# [STATED PROBLEM]
Copy out the data below verbatim.

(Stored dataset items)
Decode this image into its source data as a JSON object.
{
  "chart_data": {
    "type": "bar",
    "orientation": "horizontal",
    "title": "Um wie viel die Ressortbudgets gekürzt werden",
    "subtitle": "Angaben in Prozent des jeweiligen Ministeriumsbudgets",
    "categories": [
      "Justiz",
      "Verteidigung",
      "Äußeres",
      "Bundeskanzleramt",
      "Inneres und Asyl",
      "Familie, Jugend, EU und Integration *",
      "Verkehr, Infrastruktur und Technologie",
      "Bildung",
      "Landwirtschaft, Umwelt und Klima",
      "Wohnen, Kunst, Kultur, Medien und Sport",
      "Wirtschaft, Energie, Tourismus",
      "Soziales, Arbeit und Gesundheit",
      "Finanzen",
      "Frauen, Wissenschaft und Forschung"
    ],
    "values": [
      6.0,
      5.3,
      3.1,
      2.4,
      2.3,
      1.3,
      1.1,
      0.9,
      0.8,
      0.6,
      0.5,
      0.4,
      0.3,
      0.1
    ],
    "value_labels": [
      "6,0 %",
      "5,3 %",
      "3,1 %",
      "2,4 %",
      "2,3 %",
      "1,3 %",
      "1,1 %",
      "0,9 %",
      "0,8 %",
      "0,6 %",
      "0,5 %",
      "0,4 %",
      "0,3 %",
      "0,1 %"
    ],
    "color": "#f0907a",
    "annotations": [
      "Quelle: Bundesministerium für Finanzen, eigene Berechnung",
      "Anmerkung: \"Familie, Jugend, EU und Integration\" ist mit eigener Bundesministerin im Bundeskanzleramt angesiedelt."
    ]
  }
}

# [THE RESULT]
Decode this image into its source data as a JSON object.
{
  "chart_data": {
    "type": "bar",
    "orientation": "horizontal",
    "title": "Um wie viel die Ressortbudgets gekürzt werden",
    "subtitle": "Angaben in Prozent des jeweiligen Ministeriumsbudgets",
    "categories": [
      "Justiz",
      "Verteidigung",
      "Äußeres",
      "Bundeskanzleramt",
      "Inneres und Asyl",
      "Familie, Jugend, EU und Integration *",
      "Verkehr, Infrastruktur und Technologie",
      "Bildung",
      "Landwirtschaft, Umwelt und Klima",
      "Wohnen, Kunst, Kultur, Medien und Sport",
      "Wirtschaft, Energie, Tourismus",
      "Soziales, Arbeit und Gesundheit",
      "Finanzen",
      "Frauen, Wissenschaft und Forschung"
    ],
    "values": [
      6.0,
      5.3,
      3.1,
      2.4,
      2.3,
      1.3,
      1.1,
      0.9,
      0.8,
      0.6,
      0.5,
      0.4,
      0.3,
      0.1
    ],
    "value_labels": [
      "6,0 %",
      "5,3 %",
      "3,1 %",
      "2,4 %",
      "2,3 %",
      "1,3 %",
      "1,1 %",
      "0,9 %",
      "0,8 %",
      "0,6 %",
      "0,5 %",
      "0,4 %",
      "0,3 %",
      "0,1 %"
    ],
    "color": "#f0907a",
    "annotations": [
      "Quelle: Bundesministerium für Finanzen, eigene Berechnung",
      "Anmerkung: \"Familie, Jugend, EU und Integration\" ist mit eigener Bundesministerin im Bundeskanzleramt angesiedelt."
    ]
  }
}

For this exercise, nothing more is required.